*JOB:*
List, from the lines below, each one with "text" in it.
— Begin —
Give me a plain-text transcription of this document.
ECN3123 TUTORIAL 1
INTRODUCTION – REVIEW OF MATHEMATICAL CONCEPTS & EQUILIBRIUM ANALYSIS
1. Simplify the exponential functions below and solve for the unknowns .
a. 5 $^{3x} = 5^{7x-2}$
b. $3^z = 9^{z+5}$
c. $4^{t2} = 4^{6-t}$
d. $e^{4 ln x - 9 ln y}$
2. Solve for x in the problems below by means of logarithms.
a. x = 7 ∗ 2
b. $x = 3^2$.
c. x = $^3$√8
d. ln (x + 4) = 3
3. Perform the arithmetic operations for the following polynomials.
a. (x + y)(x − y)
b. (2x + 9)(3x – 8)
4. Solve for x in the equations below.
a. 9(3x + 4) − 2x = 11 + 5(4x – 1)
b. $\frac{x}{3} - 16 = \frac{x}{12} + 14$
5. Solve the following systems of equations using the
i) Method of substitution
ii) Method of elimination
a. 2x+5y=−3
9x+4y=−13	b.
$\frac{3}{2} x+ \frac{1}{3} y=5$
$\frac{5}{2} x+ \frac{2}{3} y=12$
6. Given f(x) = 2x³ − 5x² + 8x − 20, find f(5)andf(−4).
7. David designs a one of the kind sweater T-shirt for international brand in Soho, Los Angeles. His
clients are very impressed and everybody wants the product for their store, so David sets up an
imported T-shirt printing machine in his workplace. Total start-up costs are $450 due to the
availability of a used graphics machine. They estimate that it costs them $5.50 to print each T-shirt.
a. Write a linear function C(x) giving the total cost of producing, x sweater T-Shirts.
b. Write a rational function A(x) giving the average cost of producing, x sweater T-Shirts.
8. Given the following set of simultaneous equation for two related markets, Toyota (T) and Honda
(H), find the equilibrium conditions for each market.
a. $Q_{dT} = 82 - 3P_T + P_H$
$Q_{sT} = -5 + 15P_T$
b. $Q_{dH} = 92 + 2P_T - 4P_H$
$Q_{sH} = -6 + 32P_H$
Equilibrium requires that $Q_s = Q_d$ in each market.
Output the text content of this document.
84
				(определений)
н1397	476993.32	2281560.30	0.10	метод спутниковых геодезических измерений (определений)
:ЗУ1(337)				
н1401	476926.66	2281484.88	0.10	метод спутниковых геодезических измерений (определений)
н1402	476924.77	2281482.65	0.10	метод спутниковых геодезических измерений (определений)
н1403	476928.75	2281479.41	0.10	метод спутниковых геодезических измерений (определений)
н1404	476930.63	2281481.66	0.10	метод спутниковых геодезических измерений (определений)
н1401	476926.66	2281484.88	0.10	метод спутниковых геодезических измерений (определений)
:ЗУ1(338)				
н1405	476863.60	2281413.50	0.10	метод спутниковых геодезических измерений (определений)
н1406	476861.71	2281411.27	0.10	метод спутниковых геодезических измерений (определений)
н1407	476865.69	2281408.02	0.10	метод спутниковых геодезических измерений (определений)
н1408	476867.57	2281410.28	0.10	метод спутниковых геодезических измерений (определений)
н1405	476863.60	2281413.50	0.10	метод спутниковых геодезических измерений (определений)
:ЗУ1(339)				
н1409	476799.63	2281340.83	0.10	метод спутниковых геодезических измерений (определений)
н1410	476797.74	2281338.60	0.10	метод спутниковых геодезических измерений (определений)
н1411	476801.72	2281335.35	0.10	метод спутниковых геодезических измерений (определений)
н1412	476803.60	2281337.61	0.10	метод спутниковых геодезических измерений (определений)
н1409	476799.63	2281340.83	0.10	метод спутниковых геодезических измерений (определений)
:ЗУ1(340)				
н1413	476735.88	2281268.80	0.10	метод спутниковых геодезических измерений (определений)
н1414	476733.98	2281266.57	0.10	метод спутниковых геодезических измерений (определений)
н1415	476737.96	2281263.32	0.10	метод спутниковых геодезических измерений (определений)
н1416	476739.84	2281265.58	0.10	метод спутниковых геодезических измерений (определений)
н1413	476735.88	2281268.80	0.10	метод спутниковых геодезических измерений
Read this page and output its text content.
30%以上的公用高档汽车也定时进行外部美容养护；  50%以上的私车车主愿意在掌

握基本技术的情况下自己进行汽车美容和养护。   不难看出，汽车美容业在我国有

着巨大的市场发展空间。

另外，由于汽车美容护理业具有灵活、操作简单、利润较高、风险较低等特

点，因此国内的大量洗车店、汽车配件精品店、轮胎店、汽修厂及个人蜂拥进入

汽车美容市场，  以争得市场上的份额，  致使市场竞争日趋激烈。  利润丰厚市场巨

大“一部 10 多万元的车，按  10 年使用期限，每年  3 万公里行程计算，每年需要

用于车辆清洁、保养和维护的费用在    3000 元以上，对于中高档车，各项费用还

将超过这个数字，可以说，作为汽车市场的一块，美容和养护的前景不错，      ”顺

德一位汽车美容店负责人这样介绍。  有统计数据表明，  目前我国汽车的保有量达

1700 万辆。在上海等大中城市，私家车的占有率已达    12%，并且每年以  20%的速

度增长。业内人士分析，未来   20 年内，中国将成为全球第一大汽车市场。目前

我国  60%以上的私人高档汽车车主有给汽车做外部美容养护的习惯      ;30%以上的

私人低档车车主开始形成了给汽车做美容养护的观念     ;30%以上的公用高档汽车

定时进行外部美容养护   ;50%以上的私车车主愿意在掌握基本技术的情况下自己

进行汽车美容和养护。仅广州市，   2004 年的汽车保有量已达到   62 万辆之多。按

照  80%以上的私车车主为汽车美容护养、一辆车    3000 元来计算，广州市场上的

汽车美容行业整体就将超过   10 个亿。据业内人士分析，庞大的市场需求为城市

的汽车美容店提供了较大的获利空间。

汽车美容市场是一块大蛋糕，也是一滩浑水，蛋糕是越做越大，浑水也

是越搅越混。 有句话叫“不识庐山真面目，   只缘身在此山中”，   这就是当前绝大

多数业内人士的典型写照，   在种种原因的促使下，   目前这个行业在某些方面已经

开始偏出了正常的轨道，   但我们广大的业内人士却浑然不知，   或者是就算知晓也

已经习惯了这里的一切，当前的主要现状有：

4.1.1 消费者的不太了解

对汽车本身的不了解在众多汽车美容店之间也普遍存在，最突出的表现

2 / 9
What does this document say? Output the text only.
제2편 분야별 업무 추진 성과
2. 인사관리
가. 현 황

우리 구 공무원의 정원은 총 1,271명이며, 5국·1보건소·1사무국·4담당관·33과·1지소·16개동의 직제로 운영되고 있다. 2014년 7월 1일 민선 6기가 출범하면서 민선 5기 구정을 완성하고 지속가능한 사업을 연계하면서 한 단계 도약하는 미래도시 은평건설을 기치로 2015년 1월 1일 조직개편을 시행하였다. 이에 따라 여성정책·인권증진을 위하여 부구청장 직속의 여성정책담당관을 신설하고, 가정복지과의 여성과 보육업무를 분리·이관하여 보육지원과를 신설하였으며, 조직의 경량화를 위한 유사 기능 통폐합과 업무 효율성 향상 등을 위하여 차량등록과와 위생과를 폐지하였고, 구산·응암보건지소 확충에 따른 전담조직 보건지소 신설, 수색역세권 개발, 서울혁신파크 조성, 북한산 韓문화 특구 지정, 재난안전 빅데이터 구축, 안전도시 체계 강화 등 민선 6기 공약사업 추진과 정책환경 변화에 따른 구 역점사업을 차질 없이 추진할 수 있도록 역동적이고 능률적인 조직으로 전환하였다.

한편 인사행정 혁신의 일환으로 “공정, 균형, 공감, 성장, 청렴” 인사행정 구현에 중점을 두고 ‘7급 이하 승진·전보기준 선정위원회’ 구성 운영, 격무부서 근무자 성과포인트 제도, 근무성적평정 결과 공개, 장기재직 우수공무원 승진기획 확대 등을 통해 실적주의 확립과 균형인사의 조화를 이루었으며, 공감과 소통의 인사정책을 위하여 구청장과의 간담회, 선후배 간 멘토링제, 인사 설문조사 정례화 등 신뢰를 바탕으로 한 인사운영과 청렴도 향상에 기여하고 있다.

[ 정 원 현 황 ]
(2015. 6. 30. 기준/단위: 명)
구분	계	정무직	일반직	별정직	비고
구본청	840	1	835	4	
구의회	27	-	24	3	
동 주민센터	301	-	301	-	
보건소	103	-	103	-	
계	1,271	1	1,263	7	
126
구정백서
— End —
*SOLVED EXERCISE:*
Give me a plain-text transcription of this document.
Output the text content of this document.
Read this page and output its text content.
What does this document say? Output the text only.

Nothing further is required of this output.